╭─ RECORD LIST

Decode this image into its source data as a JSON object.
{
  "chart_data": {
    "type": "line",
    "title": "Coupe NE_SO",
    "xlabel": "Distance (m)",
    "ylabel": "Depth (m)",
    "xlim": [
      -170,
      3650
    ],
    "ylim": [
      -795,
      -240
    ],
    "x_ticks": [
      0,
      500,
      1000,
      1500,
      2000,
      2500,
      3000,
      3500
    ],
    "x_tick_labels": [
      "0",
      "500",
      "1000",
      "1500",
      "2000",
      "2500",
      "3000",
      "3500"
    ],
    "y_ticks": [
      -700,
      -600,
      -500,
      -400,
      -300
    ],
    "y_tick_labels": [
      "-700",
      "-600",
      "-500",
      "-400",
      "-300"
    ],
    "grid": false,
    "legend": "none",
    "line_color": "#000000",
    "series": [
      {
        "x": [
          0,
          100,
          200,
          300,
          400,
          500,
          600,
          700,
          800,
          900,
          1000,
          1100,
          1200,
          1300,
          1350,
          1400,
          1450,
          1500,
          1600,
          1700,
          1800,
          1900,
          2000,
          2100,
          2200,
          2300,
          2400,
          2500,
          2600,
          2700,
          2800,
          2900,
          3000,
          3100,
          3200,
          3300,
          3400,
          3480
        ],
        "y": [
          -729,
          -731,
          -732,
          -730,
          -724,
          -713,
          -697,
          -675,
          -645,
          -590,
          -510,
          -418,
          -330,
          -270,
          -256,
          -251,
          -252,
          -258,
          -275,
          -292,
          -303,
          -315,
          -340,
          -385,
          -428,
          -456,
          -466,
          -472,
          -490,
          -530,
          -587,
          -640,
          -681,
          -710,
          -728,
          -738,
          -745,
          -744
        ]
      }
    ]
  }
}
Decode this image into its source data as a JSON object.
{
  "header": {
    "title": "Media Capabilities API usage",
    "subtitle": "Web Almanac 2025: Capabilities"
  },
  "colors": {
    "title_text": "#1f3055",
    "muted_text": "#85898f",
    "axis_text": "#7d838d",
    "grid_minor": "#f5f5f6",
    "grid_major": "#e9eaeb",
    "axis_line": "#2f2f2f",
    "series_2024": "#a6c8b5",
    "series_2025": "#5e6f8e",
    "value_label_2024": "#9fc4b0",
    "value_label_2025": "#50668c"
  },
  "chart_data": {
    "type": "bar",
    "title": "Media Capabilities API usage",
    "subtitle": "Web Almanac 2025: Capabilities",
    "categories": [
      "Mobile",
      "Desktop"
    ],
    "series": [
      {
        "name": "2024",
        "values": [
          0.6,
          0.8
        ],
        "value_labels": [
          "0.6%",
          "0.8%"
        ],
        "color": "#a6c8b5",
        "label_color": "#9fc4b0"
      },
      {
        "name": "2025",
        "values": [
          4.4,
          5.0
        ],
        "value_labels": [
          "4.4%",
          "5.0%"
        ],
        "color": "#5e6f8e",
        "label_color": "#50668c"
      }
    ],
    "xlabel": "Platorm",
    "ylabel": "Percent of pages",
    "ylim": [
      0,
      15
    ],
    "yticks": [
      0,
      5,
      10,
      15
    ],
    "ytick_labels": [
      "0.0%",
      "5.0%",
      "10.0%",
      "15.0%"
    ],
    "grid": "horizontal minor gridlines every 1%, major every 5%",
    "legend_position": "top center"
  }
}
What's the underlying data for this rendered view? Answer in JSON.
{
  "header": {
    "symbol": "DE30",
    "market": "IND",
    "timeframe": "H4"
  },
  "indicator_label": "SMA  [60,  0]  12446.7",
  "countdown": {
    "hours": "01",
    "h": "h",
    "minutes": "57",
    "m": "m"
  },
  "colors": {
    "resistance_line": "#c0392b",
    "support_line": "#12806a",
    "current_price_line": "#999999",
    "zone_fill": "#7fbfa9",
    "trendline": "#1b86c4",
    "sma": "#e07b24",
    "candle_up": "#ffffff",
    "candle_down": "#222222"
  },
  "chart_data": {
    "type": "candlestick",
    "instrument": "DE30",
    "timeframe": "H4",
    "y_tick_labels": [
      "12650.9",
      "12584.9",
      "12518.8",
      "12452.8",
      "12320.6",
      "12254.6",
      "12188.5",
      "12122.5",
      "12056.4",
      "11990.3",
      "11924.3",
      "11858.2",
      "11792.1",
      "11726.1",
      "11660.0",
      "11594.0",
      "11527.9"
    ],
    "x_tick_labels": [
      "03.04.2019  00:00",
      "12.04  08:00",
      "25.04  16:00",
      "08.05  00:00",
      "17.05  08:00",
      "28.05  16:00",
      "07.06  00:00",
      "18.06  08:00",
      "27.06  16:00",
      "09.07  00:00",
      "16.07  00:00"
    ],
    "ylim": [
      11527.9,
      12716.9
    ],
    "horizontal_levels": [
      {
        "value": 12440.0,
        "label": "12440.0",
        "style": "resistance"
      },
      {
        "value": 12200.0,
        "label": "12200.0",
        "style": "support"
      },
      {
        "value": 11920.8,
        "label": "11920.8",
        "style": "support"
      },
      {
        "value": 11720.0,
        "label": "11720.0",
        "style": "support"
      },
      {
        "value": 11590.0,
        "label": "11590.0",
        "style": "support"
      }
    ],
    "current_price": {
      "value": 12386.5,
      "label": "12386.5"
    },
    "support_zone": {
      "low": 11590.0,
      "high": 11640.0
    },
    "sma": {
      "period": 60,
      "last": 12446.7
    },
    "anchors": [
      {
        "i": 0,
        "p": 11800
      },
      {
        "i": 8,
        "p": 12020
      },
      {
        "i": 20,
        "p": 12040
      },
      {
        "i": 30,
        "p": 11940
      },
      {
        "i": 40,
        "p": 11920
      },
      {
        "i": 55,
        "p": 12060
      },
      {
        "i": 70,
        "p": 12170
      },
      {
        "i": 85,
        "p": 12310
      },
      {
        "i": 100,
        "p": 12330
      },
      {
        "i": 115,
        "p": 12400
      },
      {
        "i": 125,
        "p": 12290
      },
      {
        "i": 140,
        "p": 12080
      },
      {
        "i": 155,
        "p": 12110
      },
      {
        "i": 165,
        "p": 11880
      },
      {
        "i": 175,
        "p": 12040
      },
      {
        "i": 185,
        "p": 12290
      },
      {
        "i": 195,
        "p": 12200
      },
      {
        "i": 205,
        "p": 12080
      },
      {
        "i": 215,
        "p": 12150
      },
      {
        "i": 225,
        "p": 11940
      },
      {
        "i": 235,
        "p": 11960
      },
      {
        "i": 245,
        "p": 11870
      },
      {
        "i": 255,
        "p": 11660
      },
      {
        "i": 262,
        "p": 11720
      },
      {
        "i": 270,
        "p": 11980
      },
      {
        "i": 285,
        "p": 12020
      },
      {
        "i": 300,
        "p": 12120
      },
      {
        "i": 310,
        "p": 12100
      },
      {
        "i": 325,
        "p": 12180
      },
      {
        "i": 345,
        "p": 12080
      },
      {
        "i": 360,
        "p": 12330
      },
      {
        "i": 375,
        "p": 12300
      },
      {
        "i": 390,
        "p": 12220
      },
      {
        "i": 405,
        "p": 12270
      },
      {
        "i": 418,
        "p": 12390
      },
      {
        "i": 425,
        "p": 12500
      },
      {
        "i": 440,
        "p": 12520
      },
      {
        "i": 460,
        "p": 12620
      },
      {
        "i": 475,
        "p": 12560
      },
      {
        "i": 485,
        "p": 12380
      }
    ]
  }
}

╰─

▶ _TASK PROMPT_
Each entry above is to be set down again in exactly the same words.

▶ _RESPONSE BELOW_
Decode this image into its source data as a JSON object.
{
  "chart_data": {
    "type": "line",
    "title": "Coupe NE_SO",
    "xlabel": "Distance (m)",
    "ylabel": "Depth (m)",
    "xlim": [
      -170,
      3650
    ],
    "ylim": [
      -795,
      -240
    ],
    "x_ticks": [
      0,
      500,
      1000,
      1500,
      2000,
      2500,
      3000,
      3500
    ],
    "x_tick_labels": [
      "0",
      "500",
      "1000",
      "1500",
      "2000",
      "2500",
      "3000",
      "3500"
    ],
    "y_ticks": [
      -700,
      -600,
      -500,
      -400,
      -300
    ],
    "y_tick_labels": [
      "-700",
      "-600",
      "-500",
      "-400",
      "-300"
    ],
    "grid": false,
    "legend": "none",
    "line_color": "#000000",
    "series": [
      {
        "x": [
          0,
          100,
          200,
          300,
          400,
          500,
          600,
          700,
          800,
          900,
          1000,
          1100,
          1200,
          1300,
          1350,
          1400,
          1450,
          1500,
          1600,
          1700,
          1800,
          1900,
          2000,
          2100,
          2200,
          2300,
          2400,
          2500,
          2600,
          2700,
          2800,
          2900,
          3000,
          3100,
          3200,
          3300,
          3400,
          3480
        ],
        "y": [
          -729,
          -731,
          -732,
          -730,
          -724,
          -713,
          -697,
          -675,
          -645,
          -590,
          -510,
          -418,
          -330,
          -270,
          -256,
          -251,
          -252,
          -258,
          -275,
          -292,
          -303,
          -315,
          -340,
          -385,
          -428,
          -456,
          -466,
          -472,
          -490,
          -530,
          -587,
          -640,
          -681,
          -710,
          -728,
          -738,
          -745,
          -744
        ]
      }
    ]
  }
}
Decode this image into its source data as a JSON object.
{
  "header": {
    "title": "Media Capabilities API usage",
    "subtitle": "Web Almanac 2025: Capabilities"
  },
  "colors": {
    "title_text": "#1f3055",
    "muted_text": "#85898f",
    "axis_text": "#7d838d",
    "grid_minor": "#f5f5f6",
    "grid_major": "#e9eaeb",
    "axis_line": "#2f2f2f",
    "series_2024": "#a6c8b5",
    "series_2025": "#5e6f8e",
    "value_label_2024": "#9fc4b0",
    "value_label_2025": "#50668c"
  },
  "chart_data": {
    "type": "bar",
    "title": "Media Capabilities API usage",
    "subtitle": "Web Almanac 2025: Capabilities",
    "categories": [
      "Mobile",
      "Desktop"
    ],
    "series": [
      {
        "name": "2024",
        "values": [
          0.6,
          0.8
        ],
        "value_labels": [
          "0.6%",
          "0.8%"
        ],
        "color": "#a6c8b5",
        "label_color": "#9fc4b0"
      },
      {
        "name": "2025",
        "values": [
          4.4,
          5.0
        ],
        "value_labels": [
          "4.4%",
          "5.0%"
        ],
        "color": "#5e6f8e",
        "label_color": "#50668c"
      }
    ],
    "xlabel": "Platorm",
    "ylabel": "Percent of pages",
    "ylim": [
      0,
      15
    ],
    "yticks": [
      0,
      5,
      10,
      15
    ],
    "ytick_labels": [
      "0.0%",
      "5.0%",
      "10.0%",
      "15.0%"
    ],
    "grid": "horizontal minor gridlines every 1%, major every 5%",
    "legend_position": "top center"
  }
}
What's the underlying data for this rendered view? Answer in JSON.
{
  "header": {
    "symbol": "DE30",
    "market": "IND",
    "timeframe": "H4"
  },
  "indicator_label": "SMA  [60,  0]  12446.7",
  "countdown": {
    "hours": "01",
    "h": "h",
    "minutes": "57",
    "m": "m"
  },
  "colors": {
    "resistance_line": "#c0392b",
    "support_line": "#12806a",
    "current_price_line": "#999999",
    "zone_fill": "#7fbfa9",
    "trendline": "#1b86c4",
    "sma": "#e07b24",
    "candle_up": "#ffffff",
    "candle_down": "#222222"
  },
  "chart_data": {
    "type": "candlestick",
    "instrument": "DE30",
    "timeframe": "H4",
    "y_tick_labels": [
      "12650.9",
      "12584.9",
      "12518.8",
      "12452.8",
      "12320.6",
      "12254.6",
      "12188.5",
      "12122.5",
      "12056.4",
      "11990.3",
      "11924.3",
      "11858.2",
      "11792.1",
      "11726.1",
      "11660.0",
      "11594.0",
      "11527.9"
    ],
    "x_tick_labels": [
      "03.04.2019  00:00",
      "12.04  08:00",
      "25.04  16:00",
      "08.05  00:00",
      "17.05  08:00",
      "28.05  16:00",
      "07.06  00:00",
      "18.06  08:00",
      "27.06  16:00",
      "09.07  00:00",
      "16.07  00:00"
    ],
    "ylim": [
      11527.9,
      12716.9
    ],
    "horizontal_levels": [
      {
        "value": 12440.0,
        "label": "12440.0",
        "style": "resistance"
      },
      {
        "value": 12200.0,
        "label": "12200.0",
        "style": "support"
      },
      {
        "value": 11920.8,
        "label": "11920.8",
        "style": "support"
      },
      {
        "value": 11720.0,
        "label": "11720.0",
        "style": "support"
      },
      {
        "value": 11590.0,
        "label": "11590.0",
        "style": "support"
      }
    ],
    "current_price": {
      "value": 12386.5,
      "label": "12386.5"
    },
    "support_zone": {
      "low": 11590.0,
      "high": 11640.0
    },
    "sma": {
      "period": 60,
      "last": 12446.7
    },
    "anchors": [
      {
        "i": 0,
        "p": 11800
      },
      {
        "i": 8,
        "p": 12020
      },
      {
        "i": 20,
        "p": 12040
      },
      {
        "i": 30,
        "p": 11940
      },
      {
        "i": 40,
        "p": 11920
      },
      {
        "i": 55,
        "p": 12060
      },
      {
        "i": 70,
        "p": 12170
      },
      {
        "i": 85,
        "p": 12310
      },
      {
        "i": 100,
        "p": 12330
      },
      {
        "i": 115,
        "p": 12400
      },
      {
        "i": 125,
        "p": 12290
      },
      {
        "i": 140,
        "p": 12080
      },
      {
        "i": 155,
        "p": 12110
      },
      {
        "i": 165,
        "p": 11880
      },
      {
        "i": 175,
        "p": 12040
      },
      {
        "i": 185,
        "p": 12290
      },
      {
        "i": 195,
        "p": 12200
      },
      {
        "i": 205,
        "p": 12080
      },
      {
        "i": 215,
        "p": 12150
      },
      {
        "i": 225,
        "p": 11940
      },
      {
        "i": 235,
        "p": 11960
      },
      {
        "i": 245,
        "p": 11870
      },
      {
        "i": 255,
        "p": 11660
      },
      {
        "i": 262,
        "p": 11720
      },
      {
        "i": 270,
        "p": 11980
      },
      {
        "i": 285,
        "p": 12020
      },
      {
        "i": 300,
        "p": 12120
      },
      {
        "i": 310,
        "p": 12100
      },
      {
        "i": 325,
        "p": 12180
      },
      {
        "i": 345,
        "p": 12080
      },
      {
        "i": 360,
        "p": 12330
      },
      {
        "i": 375,
        "p": 12300
      },
      {
        "i": 390,
        "p": 12220
      },
      {
        "i": 405,
        "p": 12270
      },
      {
        "i": 418,
        "p": 12390
      },
      {
        "i": 425,
        "p": 12500
      },
      {
        "i": 440,
        "p": 12520
      },
      {
        "i": 460,
        "p": 12620
      },
      {
        "i": 475,
        "p": 12560
      },
      {
        "i": 485,
        "p": 12380
      }
    ]
  }
}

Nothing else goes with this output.